:: Given entries

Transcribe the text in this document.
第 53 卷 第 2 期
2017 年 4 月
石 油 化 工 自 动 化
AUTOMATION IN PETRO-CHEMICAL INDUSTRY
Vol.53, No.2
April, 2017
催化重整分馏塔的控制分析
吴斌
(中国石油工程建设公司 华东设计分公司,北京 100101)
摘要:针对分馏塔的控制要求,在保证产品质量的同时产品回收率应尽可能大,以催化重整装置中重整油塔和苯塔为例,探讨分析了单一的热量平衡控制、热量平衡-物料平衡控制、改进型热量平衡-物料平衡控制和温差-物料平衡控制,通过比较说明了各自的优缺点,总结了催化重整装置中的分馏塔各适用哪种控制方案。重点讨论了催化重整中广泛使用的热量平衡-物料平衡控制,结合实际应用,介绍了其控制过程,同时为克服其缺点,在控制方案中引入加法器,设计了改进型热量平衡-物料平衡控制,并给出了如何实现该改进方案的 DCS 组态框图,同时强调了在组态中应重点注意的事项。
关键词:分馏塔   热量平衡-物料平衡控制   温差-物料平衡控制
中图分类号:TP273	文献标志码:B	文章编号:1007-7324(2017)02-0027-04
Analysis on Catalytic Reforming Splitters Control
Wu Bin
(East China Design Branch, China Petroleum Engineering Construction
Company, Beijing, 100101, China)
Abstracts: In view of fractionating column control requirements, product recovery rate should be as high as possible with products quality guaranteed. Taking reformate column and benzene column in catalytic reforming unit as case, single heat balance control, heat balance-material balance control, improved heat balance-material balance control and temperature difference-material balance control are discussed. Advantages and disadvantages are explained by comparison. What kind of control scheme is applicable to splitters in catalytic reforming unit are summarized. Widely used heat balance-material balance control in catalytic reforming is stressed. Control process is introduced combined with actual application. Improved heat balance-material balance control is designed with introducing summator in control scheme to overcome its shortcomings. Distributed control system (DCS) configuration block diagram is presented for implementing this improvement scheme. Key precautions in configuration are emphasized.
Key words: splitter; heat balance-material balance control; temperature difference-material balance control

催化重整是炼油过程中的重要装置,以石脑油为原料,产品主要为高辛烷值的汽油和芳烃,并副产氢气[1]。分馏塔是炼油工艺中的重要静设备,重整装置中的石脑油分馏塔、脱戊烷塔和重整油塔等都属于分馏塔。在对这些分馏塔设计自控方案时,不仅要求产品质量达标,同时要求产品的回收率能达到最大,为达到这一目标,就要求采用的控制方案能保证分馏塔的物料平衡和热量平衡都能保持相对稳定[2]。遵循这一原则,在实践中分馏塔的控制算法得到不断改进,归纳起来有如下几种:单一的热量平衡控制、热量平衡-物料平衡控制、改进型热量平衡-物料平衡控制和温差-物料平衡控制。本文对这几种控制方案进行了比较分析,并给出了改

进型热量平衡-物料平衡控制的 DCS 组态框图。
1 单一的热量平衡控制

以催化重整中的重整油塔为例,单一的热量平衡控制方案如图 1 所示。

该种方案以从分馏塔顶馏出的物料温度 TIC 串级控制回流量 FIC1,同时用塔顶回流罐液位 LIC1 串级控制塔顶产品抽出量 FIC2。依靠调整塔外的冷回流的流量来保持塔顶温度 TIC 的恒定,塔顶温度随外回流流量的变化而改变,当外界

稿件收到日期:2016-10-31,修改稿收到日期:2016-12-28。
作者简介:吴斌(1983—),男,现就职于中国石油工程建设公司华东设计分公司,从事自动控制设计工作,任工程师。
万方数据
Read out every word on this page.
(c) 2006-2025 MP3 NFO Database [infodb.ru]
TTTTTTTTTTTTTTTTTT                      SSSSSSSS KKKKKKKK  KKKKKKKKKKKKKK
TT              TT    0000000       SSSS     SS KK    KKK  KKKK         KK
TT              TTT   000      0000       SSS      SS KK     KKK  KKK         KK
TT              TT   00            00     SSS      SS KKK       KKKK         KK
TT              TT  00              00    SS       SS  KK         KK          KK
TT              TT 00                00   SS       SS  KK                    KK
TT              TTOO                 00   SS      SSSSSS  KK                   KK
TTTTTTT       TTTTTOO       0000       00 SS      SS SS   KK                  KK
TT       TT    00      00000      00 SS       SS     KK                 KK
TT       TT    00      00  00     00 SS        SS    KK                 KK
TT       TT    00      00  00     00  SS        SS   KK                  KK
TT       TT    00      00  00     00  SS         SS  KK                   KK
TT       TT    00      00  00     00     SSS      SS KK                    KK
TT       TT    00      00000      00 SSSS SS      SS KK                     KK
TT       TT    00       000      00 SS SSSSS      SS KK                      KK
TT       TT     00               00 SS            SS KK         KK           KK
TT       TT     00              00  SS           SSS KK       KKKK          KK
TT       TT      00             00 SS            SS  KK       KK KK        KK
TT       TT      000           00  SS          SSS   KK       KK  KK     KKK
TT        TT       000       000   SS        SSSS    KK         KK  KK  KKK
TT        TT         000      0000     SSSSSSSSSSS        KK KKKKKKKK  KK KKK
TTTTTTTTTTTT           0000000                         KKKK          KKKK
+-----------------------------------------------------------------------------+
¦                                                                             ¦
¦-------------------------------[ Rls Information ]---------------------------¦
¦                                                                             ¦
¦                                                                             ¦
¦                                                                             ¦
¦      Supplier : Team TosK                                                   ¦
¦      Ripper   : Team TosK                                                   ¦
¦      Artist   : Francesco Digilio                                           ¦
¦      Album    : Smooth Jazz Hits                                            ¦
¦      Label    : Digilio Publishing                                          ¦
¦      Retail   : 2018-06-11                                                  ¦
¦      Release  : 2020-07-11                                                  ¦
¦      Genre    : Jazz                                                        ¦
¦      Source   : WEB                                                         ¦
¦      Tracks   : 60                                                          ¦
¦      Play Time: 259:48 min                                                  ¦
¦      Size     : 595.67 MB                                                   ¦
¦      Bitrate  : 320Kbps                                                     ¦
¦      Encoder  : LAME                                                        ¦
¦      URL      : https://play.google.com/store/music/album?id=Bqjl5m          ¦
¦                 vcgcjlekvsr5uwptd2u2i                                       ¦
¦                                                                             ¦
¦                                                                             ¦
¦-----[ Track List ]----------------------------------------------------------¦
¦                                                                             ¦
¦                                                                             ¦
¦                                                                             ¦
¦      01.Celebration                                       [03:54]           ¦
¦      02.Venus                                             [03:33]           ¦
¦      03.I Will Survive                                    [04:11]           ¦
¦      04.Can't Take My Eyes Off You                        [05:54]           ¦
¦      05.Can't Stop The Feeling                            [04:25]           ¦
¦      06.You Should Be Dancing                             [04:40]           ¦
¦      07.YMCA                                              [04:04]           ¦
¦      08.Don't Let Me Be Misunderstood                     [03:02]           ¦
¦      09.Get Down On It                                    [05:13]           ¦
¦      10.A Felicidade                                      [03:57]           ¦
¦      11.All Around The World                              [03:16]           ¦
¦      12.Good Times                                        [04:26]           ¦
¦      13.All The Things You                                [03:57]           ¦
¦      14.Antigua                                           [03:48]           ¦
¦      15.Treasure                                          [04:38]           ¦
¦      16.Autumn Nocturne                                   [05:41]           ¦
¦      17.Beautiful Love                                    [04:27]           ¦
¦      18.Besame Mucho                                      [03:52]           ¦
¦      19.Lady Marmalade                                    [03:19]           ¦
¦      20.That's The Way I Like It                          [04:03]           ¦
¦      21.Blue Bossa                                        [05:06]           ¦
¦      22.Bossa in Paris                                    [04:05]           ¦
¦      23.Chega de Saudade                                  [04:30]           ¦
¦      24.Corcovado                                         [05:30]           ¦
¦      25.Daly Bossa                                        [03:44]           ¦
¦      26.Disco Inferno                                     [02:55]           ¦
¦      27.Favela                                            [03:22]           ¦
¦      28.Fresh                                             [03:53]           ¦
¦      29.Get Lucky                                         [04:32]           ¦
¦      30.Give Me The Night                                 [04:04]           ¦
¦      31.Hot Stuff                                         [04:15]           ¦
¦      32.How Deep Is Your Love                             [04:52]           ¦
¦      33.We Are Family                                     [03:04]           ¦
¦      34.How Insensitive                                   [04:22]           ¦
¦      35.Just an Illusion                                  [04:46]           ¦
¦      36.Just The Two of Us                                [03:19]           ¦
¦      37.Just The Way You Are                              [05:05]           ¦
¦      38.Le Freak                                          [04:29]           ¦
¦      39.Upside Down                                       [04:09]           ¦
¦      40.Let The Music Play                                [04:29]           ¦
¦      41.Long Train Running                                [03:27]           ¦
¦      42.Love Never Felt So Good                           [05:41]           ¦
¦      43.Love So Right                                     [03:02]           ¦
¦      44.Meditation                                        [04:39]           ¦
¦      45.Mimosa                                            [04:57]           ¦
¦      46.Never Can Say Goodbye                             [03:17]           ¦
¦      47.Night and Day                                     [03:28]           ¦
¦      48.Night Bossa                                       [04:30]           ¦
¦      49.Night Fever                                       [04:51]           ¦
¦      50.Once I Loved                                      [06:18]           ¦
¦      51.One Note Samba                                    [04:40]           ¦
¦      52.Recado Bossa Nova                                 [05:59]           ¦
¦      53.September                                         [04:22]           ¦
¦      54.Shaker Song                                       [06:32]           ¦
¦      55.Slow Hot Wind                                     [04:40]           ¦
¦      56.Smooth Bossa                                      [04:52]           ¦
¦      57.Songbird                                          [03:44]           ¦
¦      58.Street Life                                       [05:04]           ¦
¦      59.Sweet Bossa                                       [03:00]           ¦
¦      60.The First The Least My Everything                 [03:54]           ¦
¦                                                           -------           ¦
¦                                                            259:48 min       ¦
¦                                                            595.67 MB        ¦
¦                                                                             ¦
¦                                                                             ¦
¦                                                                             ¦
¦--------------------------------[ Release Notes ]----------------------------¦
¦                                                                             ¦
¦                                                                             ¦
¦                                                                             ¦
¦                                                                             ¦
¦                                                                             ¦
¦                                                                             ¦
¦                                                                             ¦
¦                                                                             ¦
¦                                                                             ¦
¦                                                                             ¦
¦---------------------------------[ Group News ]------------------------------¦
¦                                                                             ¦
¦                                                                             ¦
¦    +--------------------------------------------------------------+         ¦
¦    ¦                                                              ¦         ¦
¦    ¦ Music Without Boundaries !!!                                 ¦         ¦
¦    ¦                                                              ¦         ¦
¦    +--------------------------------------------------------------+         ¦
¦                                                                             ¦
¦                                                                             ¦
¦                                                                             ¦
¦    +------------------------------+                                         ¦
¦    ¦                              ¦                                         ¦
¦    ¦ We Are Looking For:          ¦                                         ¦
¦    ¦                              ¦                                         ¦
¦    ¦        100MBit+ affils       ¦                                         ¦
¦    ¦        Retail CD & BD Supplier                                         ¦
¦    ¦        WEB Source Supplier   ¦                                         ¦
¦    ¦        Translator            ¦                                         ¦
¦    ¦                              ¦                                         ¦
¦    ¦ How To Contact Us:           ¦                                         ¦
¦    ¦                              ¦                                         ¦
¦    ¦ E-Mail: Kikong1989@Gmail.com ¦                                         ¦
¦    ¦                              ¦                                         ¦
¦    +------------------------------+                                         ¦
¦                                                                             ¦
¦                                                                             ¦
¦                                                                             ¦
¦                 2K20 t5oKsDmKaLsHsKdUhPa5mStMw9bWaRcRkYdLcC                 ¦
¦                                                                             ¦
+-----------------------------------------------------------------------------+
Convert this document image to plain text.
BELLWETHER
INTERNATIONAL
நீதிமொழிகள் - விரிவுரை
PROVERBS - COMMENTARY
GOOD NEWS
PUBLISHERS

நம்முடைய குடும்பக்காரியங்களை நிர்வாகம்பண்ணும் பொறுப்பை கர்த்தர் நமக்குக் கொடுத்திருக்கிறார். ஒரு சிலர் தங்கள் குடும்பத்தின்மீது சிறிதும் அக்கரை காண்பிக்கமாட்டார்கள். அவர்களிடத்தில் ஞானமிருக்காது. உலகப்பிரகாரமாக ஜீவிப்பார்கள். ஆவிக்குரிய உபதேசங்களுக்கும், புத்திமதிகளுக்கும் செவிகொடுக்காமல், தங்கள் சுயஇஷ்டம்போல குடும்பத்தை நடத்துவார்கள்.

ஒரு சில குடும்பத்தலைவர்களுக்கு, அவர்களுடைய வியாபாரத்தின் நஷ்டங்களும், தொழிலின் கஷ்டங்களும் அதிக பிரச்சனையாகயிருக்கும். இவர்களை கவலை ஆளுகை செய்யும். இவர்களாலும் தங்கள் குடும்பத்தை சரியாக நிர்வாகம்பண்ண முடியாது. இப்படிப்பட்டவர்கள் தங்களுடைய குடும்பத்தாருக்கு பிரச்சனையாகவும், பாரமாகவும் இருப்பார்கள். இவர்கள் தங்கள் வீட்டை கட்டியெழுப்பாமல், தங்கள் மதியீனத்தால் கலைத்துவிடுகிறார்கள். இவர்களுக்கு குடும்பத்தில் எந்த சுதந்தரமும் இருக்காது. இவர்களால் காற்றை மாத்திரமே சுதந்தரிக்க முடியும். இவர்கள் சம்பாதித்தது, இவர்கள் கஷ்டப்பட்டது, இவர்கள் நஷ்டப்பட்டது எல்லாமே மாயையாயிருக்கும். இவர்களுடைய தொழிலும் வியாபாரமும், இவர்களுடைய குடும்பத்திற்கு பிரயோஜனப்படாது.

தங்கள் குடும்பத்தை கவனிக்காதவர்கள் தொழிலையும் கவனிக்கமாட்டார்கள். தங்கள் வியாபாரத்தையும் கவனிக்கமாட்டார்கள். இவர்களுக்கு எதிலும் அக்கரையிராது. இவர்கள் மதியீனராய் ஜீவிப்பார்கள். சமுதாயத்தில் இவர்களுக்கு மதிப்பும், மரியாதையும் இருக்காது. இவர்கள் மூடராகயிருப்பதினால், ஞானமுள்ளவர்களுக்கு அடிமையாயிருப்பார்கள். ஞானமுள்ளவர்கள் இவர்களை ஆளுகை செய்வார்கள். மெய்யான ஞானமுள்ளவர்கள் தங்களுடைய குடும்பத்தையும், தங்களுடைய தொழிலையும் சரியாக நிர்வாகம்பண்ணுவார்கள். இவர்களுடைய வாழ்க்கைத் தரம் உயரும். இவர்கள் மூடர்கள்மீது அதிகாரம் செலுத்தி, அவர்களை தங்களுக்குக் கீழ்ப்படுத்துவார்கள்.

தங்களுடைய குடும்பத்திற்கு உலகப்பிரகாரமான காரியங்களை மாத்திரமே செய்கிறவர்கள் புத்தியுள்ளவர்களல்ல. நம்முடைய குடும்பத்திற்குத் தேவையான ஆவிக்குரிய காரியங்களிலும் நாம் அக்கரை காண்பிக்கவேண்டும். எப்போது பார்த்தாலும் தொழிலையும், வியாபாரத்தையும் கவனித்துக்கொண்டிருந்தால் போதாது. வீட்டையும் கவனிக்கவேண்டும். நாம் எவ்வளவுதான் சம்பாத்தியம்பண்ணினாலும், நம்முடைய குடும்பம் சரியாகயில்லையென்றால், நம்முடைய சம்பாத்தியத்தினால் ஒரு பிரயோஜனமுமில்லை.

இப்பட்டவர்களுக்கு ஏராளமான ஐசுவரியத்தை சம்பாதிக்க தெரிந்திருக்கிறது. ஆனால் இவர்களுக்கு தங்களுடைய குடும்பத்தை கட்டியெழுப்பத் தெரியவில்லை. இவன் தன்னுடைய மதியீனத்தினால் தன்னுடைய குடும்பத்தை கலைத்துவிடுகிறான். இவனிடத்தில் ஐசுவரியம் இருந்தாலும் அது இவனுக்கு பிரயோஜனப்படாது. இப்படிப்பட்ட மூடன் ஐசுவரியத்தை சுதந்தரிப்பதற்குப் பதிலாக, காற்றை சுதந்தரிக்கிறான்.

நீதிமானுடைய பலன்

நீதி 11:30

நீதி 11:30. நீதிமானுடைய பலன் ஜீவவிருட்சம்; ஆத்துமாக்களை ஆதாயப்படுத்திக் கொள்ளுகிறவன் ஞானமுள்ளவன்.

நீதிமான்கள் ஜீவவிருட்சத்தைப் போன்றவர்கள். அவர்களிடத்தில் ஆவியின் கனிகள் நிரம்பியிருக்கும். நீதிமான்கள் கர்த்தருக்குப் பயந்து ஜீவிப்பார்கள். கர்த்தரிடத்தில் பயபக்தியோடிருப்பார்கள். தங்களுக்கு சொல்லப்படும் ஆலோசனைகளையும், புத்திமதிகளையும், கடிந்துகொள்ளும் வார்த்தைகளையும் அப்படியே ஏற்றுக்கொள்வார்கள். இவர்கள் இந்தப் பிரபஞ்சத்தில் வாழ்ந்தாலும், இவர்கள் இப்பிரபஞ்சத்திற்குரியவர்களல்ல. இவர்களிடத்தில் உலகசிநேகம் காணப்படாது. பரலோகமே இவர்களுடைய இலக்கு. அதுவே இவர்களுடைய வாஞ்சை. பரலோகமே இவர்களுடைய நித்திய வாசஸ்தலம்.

::::

• _The exercise_
Your answer should be a single number: the count of lines in the listing that contain the word "China".

• _Written solution_
2